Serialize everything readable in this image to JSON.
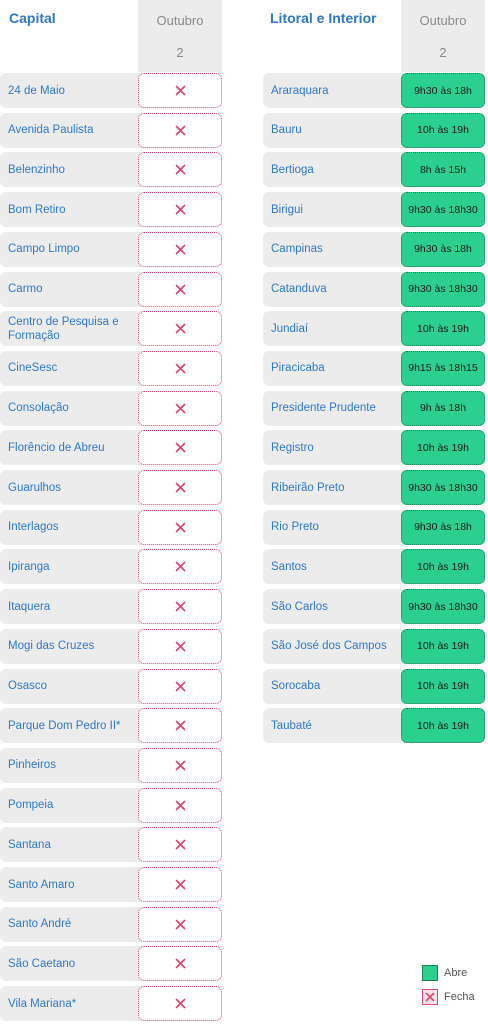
{
  "capital": {
    "title": "Capital",
    "month": "Outubro",
    "day": "2",
    "units": [
      {
        "name": "24 de Maio",
        "status": "closed"
      },
      {
        "name": "Avenida Paulista",
        "status": "closed"
      },
      {
        "name": "Belenzinho",
        "status": "closed"
      },
      {
        "name": "Bom Retiro",
        "status": "closed"
      },
      {
        "name": "Campo Limpo",
        "status": "closed"
      },
      {
        "name": "Carmo",
        "status": "closed"
      },
      {
        "name": "Centro de Pesquisa e Formação",
        "status": "closed"
      },
      {
        "name": "CineSesc",
        "status": "closed"
      },
      {
        "name": "Consolação",
        "status": "closed"
      },
      {
        "name": "Florêncio de Abreu",
        "status": "closed"
      },
      {
        "name": "Guarulhos",
        "status": "closed"
      },
      {
        "name": "Interlagos",
        "status": "closed"
      },
      {
        "name": "Ipiranga",
        "status": "closed"
      },
      {
        "name": "Itaquera",
        "status": "closed"
      },
      {
        "name": "Mogi das Cruzes",
        "status": "closed"
      },
      {
        "name": "Osasco",
        "status": "closed"
      },
      {
        "name": "Parque Dom Pedro II*",
        "status": "closed"
      },
      {
        "name": "Pinheiros",
        "status": "closed"
      },
      {
        "name": "Pompeia",
        "status": "closed"
      },
      {
        "name": "Santana",
        "status": "closed"
      },
      {
        "name": "Santo Amaro",
        "status": "closed"
      },
      {
        "name": "Santo André",
        "status": "closed"
      },
      {
        "name": "São Caetano",
        "status": "closed"
      },
      {
        "name": "Vila Mariana*",
        "status": "closed"
      }
    ]
  },
  "interior": {
    "title": "Litoral e Interior",
    "month": "Outubro",
    "day": "2",
    "units": [
      {
        "name": "Araraquara",
        "status": "open",
        "hours": "9h30 às 18h"
      },
      {
        "name": "Bauru",
        "status": "open",
        "hours": "10h às 19h"
      },
      {
        "name": "Bertioga",
        "status": "open",
        "hours": "8h às 15h"
      },
      {
        "name": "Birigui",
        "status": "open",
        "hours": "9h30 às 18h30"
      },
      {
        "name": "Campinas",
        "status": "open",
        "hours": "9h30 às 18h"
      },
      {
        "name": "Catanduva",
        "status": "open",
        "hours": "9h30 às 18h30"
      },
      {
        "name": "Jundiaí",
        "status": "open",
        "hours": "10h às 19h"
      },
      {
        "name": "Piracicaba",
        "status": "open",
        "hours": "9h15 às 18h15"
      },
      {
        "name": "Presidente Prudente",
        "status": "open",
        "hours": "9h às 18h"
      },
      {
        "name": "Registro",
        "status": "open",
        "hours": "10h às 19h"
      },
      {
        "name": "Ribeirão Preto",
        "status": "open",
        "hours": "9h30 às 18h30"
      },
      {
        "name": "Rio Preto",
        "status": "open",
        "hours": "9h30 às 18h"
      },
      {
        "name": "Santos",
        "status": "open",
        "hours": "10h às 19h"
      },
      {
        "name": "São Carlos",
        "status": "open",
        "hours": "9h30 às 18h30"
      },
      {
        "name": "São José dos Campos",
        "status": "open",
        "hours": "10h às 19h"
      },
      {
        "name": "Sorocaba",
        "status": "open",
        "hours": "10h às 19h"
      },
      {
        "name": "Taubaté",
        "status": "open",
        "hours": "10h às 19h"
      }
    ]
  },
  "legend": {
    "open_label": "Abre",
    "closed_label": "Fecha"
  },
  "colors": {
    "accent": "#2d78c8",
    "open": "#2bd08f",
    "closed": "#e0456e",
    "row_bg": "#ececec"
  }
}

------------

Request: Of all the lines in the data above, state how many include "title". Say only the number.

Complete output: 2